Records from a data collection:
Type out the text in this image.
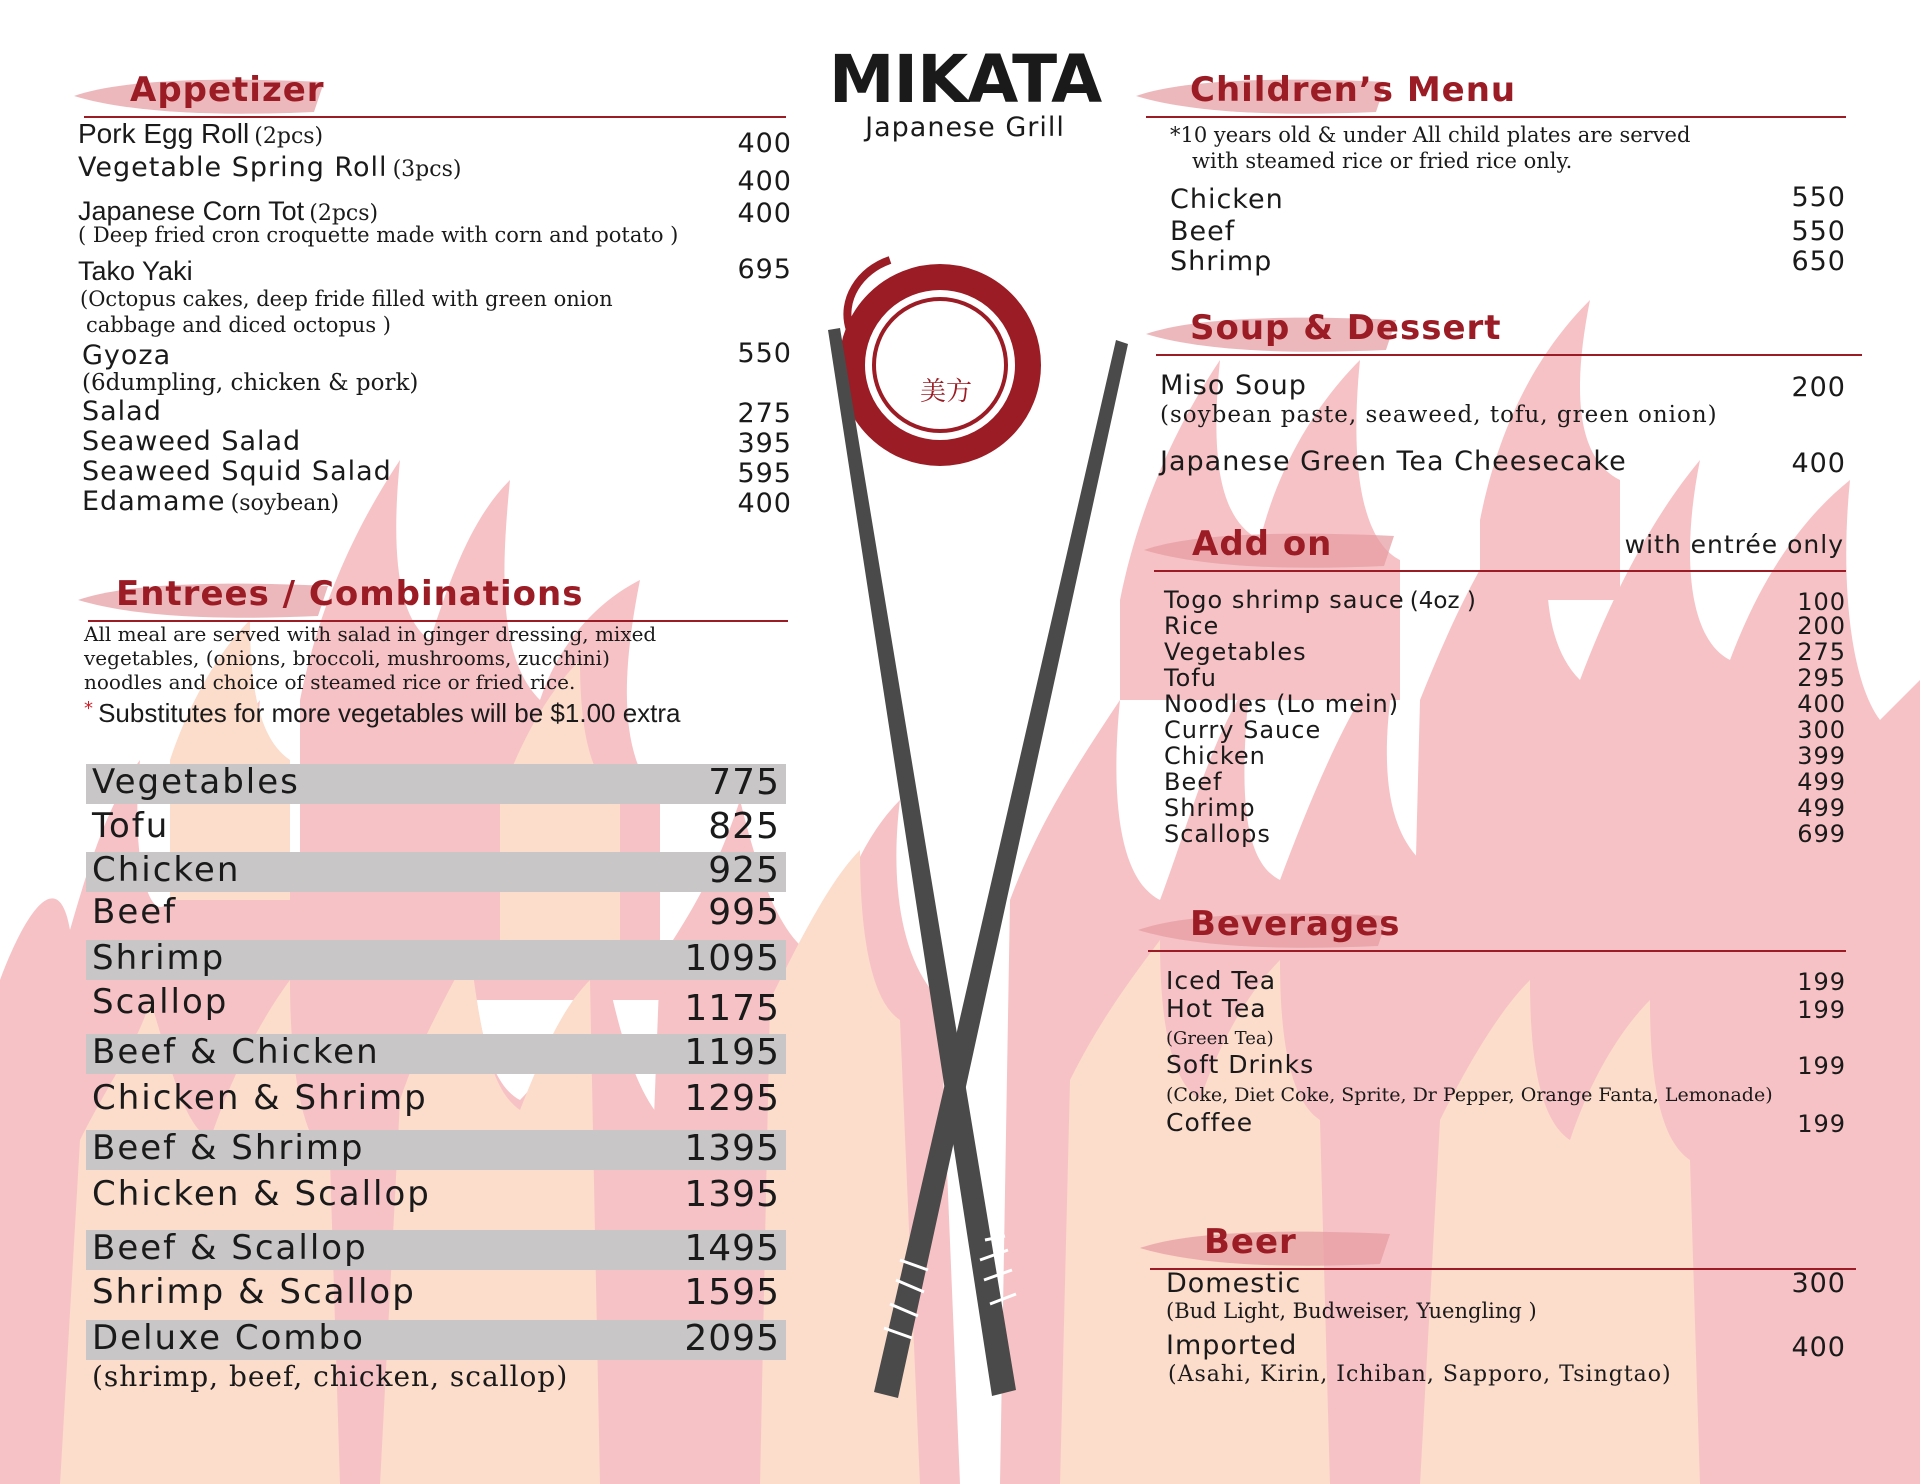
MIKATA
Japanese Grill
美方
Appetizer
Pork Egg Roll (2pcs)	400
Vegetable Spring Roll (3pcs)	400
Japanese Corn Tot (2pcs)	400
( Deep fried cron croquette made with corn and potato )
Tako Yaki	695
(Octopus cakes, deep fride filled with green onion
cabbage and diced octopus )
Gyoza	550
(6dumpling, chicken & pork)
Salad	275
Seaweed Salad	395
Seaweed Squid Salad	595
Edamame (soybean)	400
Entrees / Combinations
All meal are served with salad in ginger dressing, mixed
vegetables, (onions, broccoli, mushrooms, zucchini)
noodles and choice of steamed rice or fried rice.
* Substitutes for more vegetables will be $1.00 extra
Vegetables	775
Tofu	825
Chicken	925
Beef	995
Shrimp	1095
Scallop	1175
Beef & Chicken	1195
Chicken & Shrimp	1295
Beef & Shrimp	1395
Chicken & Scallop	1395
Beef & Scallop	1495
Shrimp & Scallop	1595
Deluxe Combo	2095
(shrimp, beef, chicken, scallop)
Children’s Menu
*10 years old & under All child plates are served
with steamed rice or fried rice only.
Chicken	550
Beef	550
Shrimp	650
Soup & Dessert
Miso Soup	200
(soybean paste, seaweed, tofu, green onion)
Japanese Green Tea Cheesecake	400
Add on	with entrée only
Togo shrimp sauce (4oz )	100
Rice	200
Vegetables	275
Tofu	295
Noodles (Lo mein)	400
Curry Sauce	300
Chicken	399
Beef	499
Shrimp	499
Scallops	699
Beverages
Iced Tea	199
Hot Tea	199
(Green Tea)
Soft Drinks	199
(Coke, Diet Coke, Sprite, Dr Pepper, Orange Fanta, Lemonade)
Coffee	199
Beer
Domestic	300
(Bud Light, Budweiser, Yuengling )
Imported	400
(Asahi, Kirin, Ichiban, Sapporo, Tsingtao)
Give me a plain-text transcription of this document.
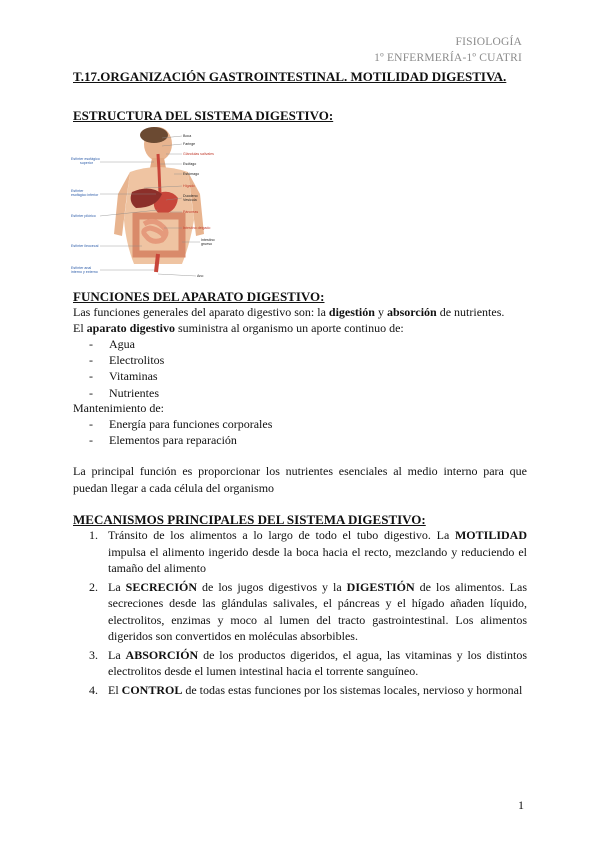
FISIOLOGÍA
1º ENFERMERÍA-1º CUATRI
T.17.ORGANIZACIÓN GASTROINTESTINAL. MOTILIDAD DIGESTIVA.
ESTRUCTURA DEL SISTEMA DIGESTIVO:
Esfínter esofágico
superior
Esfínter
esofágico inferior
Esfínter pilórico
Esfínter ileocecal
Esfínter anal
interno y externo
Boca
Faringe
Glándulas salivales
Esófago
Estómago
Hígado
Duodeno
Vesícula
Páncreas
Intestino delgado
Intestino
grueso
Ano
FUNCIONES DEL APARATO DIGESTIVO:
Las funciones generales del aparato digestivo son: la digestión y absorción de nutrientes.
El aparato digestivo suministra al organismo un aporte continuo de:
- Agua
- Electrolitos
- Vitaminas
- Nutrientes
Mantenimiento de:
- Energía para funciones corporales
- Elementos para reparación
La principal función es proporcionar los nutrientes esenciales al medio interno para que puedan llegar a cada célula del organismo
MECANISMOS PRINCIPALES DEL SISTEMA DIGESTIVO:
1. Tránsito de los alimentos a lo largo de todo el tubo digestivo. La MOTILIDAD impulsa el alimento ingerido desde la boca hacia el recto, mezclando y reduciendo el tamaño del alimento
2. La SECRECIÓN de los jugos digestivos y la DIGESTIÓN de los alimentos. Las secreciones desde las glándulas salivales, el páncreas y el hígado añaden líquido, electrolitos, enzimas y moco al lumen del tracto gastrointestinal. Los alimentos digeridos son convertidos en moléculas absorbibles.
3. La ABSORCIÓN de los productos digeridos, el agua, las vitaminas y los distintos electrolitos desde el lumen intestinal hacia el torrente sanguíneo.
4. El CONTROL de todas estas funciones por los sistemas locales, nervioso y hormonal
1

» **Work to complete**
Using the records above, copy every line that has the word "lumen" in it.

» **Task solution**
2. La SECRECIÓN de los jugos digestivos y la DIGESTIÓN de los alimentos. Las secreciones desde las glándulas salivales, el páncreas y el hígado añaden líquido, electrolitos, enzimas y moco al lumen del tracto gastrointestinal. Los alimentos digeridos son convertidos en moléculas absorbibles.
3. La ABSORCIÓN de los productos digeridos, el agua, las vitaminas y los distintos electrolitos desde el lumen intestinal hacia el torrente sanguíneo.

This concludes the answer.